SOURCE DATA
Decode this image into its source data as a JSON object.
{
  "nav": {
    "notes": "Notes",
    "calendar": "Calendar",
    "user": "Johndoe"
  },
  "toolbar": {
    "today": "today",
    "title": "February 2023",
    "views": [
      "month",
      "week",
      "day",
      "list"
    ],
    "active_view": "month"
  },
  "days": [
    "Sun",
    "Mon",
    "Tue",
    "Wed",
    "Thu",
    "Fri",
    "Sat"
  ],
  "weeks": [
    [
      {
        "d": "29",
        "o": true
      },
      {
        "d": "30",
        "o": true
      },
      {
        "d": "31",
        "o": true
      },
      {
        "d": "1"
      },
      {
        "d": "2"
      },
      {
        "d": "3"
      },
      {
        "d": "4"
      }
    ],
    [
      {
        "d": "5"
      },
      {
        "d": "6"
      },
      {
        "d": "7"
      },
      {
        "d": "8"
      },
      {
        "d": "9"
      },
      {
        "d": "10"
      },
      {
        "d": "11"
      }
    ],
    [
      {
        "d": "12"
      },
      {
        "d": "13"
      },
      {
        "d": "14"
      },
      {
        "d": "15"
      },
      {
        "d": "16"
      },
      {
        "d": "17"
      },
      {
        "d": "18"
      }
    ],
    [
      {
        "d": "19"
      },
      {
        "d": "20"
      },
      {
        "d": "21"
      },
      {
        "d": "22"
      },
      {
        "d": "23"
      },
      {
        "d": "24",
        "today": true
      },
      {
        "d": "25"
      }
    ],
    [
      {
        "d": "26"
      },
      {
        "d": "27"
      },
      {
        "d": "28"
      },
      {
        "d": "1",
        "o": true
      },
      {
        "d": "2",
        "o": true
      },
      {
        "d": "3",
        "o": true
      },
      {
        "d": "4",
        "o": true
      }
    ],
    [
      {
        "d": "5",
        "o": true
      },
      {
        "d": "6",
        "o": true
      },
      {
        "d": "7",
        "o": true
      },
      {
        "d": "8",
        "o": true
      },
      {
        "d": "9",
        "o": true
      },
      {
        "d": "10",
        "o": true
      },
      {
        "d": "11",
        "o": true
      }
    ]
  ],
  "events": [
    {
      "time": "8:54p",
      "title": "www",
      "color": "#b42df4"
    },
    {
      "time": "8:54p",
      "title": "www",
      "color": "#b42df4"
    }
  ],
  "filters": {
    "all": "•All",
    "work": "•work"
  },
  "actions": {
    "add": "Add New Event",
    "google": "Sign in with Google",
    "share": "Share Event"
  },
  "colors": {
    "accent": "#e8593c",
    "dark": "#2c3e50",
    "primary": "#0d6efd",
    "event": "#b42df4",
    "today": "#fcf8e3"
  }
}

PROBLEM STATEMENT
Retype the records in full. Keep every line identical to the original.

THE COMPLETED TASK
Decode this image into its source data as a JSON object.
{
  "nav": {
    "notes": "Notes",
    "calendar": "Calendar",
    "user": "Johndoe"
  },
  "toolbar": {
    "today": "today",
    "title": "February 2023",
    "views": [
      "month",
      "week",
      "day",
      "list"
    ],
    "active_view": "month"
  },
  "days": [
    "Sun",
    "Mon",
    "Tue",
    "Wed",
    "Thu",
    "Fri",
    "Sat"
  ],
  "weeks": [
    [
      {
        "d": "29",
        "o": true
      },
      {
        "d": "30",
        "o": true
      },
      {
        "d": "31",
        "o": true
      },
      {
        "d": "1"
      },
      {
        "d": "2"
      },
      {
        "d": "3"
      },
      {
        "d": "4"
      }
    ],
    [
      {
        "d": "5"
      },
      {
        "d": "6"
      },
      {
        "d": "7"
      },
      {
        "d": "8"
      },
      {
        "d": "9"
      },
      {
        "d": "10"
      },
      {
        "d": "11"
      }
    ],
    [
      {
        "d": "12"
      },
      {
        "d": "13"
      },
      {
        "d": "14"
      },
      {
        "d": "15"
      },
      {
        "d": "16"
      },
      {
        "d": "17"
      },
      {
        "d": "18"
      }
    ],
    [
      {
        "d": "19"
      },
      {
        "d": "20"
      },
      {
        "d": "21"
      },
      {
        "d": "22"
      },
      {
        "d": "23"
      },
      {
        "d": "24",
        "today": true
      },
      {
        "d": "25"
      }
    ],
    [
      {
        "d": "26"
      },
      {
        "d": "27"
      },
      {
        "d": "28"
      },
      {
        "d": "1",
        "o": true
      },
      {
        "d": "2",
        "o": true
      },
      {
        "d": "3",
        "o": true
      },
      {
        "d": "4",
        "o": true
      }
    ],
    [
      {
        "d": "5",
        "o": true
      },
      {
        "d": "6",
        "o": true
      },
      {
        "d": "7",
        "o": true
      },
      {
        "d": "8",
        "o": true
      },
      {
        "d": "9",
        "o": true
      },
      {
        "d": "10",
        "o": true
      },
      {
        "d": "11",
        "o": true
      }
    ]
  ],
  "events": [
    {
      "time": "8:54p",
      "title": "www",
      "color": "#b42df4"
    },
    {
      "time": "8:54p",
      "title": "www",
      "color": "#b42df4"
    }
  ],
  "filters": {
    "all": "•All",
    "work": "•work"
  },
  "actions": {
    "add": "Add New Event",
    "google": "Sign in with Google",
    "share": "Share Event"
  },
  "colors": {
    "accent": "#e8593c",
    "dark": "#2c3e50",
    "primary": "#0d6efd",
    "event": "#b42df4",
    "today": "#fcf8e3"
  }
}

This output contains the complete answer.